**EXERCISE GOAL**
Extract all of the entries and give them again, word for word.

#### DATASET RECORDS

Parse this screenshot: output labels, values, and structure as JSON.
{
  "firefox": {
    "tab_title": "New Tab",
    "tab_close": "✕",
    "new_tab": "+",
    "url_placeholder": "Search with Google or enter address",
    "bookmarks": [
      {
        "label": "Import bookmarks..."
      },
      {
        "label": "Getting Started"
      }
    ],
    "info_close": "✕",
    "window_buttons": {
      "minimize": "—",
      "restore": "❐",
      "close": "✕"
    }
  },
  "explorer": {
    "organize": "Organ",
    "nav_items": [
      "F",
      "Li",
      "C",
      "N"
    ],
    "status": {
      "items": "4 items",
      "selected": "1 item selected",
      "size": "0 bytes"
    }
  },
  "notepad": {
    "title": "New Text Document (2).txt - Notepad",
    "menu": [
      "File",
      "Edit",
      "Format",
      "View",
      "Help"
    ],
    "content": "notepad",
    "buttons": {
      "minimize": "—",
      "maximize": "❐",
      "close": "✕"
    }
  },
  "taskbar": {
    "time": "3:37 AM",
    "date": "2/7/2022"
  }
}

########

**RESPONSE TO THE EXERCISE**
Parse this screenshot: output labels, values, and structure as JSON.
{
  "firefox": {
    "tab_title": "New Tab",
    "tab_close": "✕",
    "new_tab": "+",
    "url_placeholder": "Search with Google or enter address",
    "bookmarks": [
      {
        "label": "Import bookmarks..."
      },
      {
        "label": "Getting Started"
      }
    ],
    "info_close": "✕",
    "window_buttons": {
      "minimize": "—",
      "restore": "❐",
      "close": "✕"
    }
  },
  "explorer": {
    "organize": "Organ",
    "nav_items": [
      "F",
      "Li",
      "C",
      "N"
    ],
    "status": {
      "items": "4 items",
      "selected": "1 item selected",
      "size": "0 bytes"
    }
  },
  "notepad": {
    "title": "New Text Document (2).txt - Notepad",
    "menu": [
      "File",
      "Edit",
      "Format",
      "View",
      "Help"
    ],
    "content": "notepad",
    "buttons": {
      "minimize": "—",
      "maximize": "❐",
      "close": "✕"
    }
  },
  "taskbar": {
    "time": "3:37 AM",
    "date": "2/7/2022"
  }
}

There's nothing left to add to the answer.